Written exercise -> Pull out every line with the word "содержание" from the entries below.

# # # # #

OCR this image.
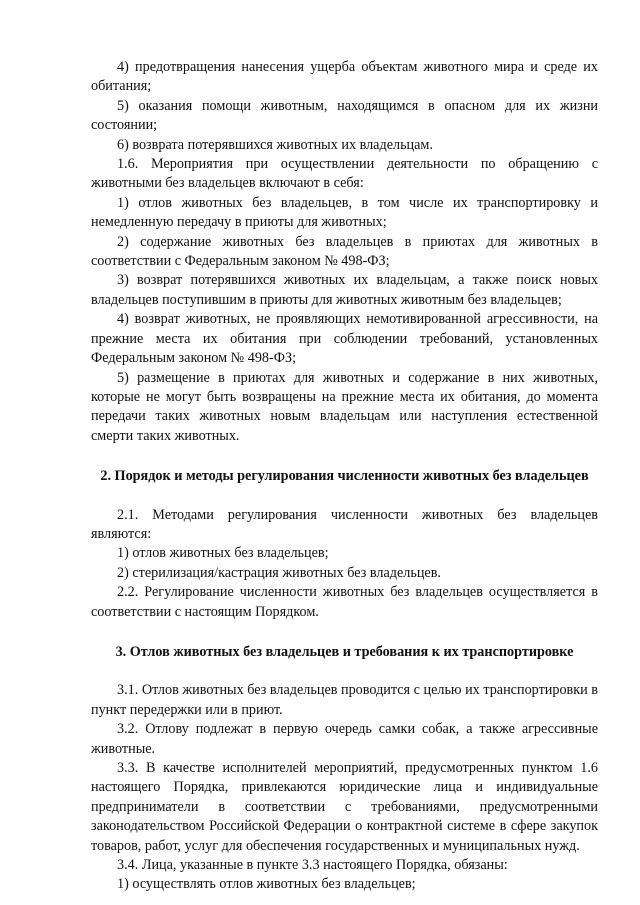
4) предотвращения нанесения ущерба объектам животного мира и среде их обитания;

5) оказания помощи животным, находящимся в опасном для их жизни состоянии;

6) возврата потерявшихся животных их владельцам.

1.6. Мероприятия при осуществлении деятельности по обращению с животными без владельцев включают в себя:

1) отлов животных без владельцев, в том числе их транспортировку и немедленную передачу в приюты для животных;

2) содержание животных без владельцев в приютах для животных в соответствии с Федеральным законом № 498-ФЗ;

3) возврат потерявшихся животных их владельцам, а также поиск новых владельцев поступившим в приюты для животных животным без владельцев;

4) возврат животных, не проявляющих немотивированной агрессивности, на прежние места их обитания при соблюдении требований, установленных Федеральным законом № 498-ФЗ;

5) размещение в приютах для животных и содержание в них животных, которые не могут быть возвращены на прежние места их обитания, до момента передачи таких животных новым владельцам или наступления естественной смерти таких животных.

2. Порядок и методы регулирования численности животных без владельцев

2.1. Методами регулирования численности животных без владельцев являются:

1) отлов животных без владельцев;

2) стерилизация/кастрация животных без владельцев.

2.2. Регулирование численности животных без владельцев осуществляется в соответствии с настоящим Порядком.

3. Отлов животных без владельцев и требования к их транспортировке

3.1. Отлов животных без владельцев проводится с целью их транспортировки в пункт передержки или в приют.

3.2. Отлову подлежат в первую очередь самки собак, а также агрессивные животные.

3.3. В качестве исполнителей мероприятий, предусмотренных пунктом 1.6 настоящего Порядка, привлекаются юридические лица и индивидуальные предприниматели в соответствии с требованиями, предусмотренными законодательством Российской Федерации о контрактной системе в сфере закупок товаров, работ, услуг для обеспечения государственных и муниципальных нужд.

3.4. Лица, указанные в пункте 3.3 настоящего Порядка, обязаны:

1) осуществлять отлов животных без владельцев;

# # # # #

Reply to the task ->
2) содержание животных без владельцев в приютах для животных в соответствии с Федеральным законом № 498-ФЗ;
5) размещение в приютах для животных и содержание в них животных, которые не могут быть возвращены на прежние места их обитания, до момента передачи таких животных новым владельцам или наступления естественной смерти таких животных.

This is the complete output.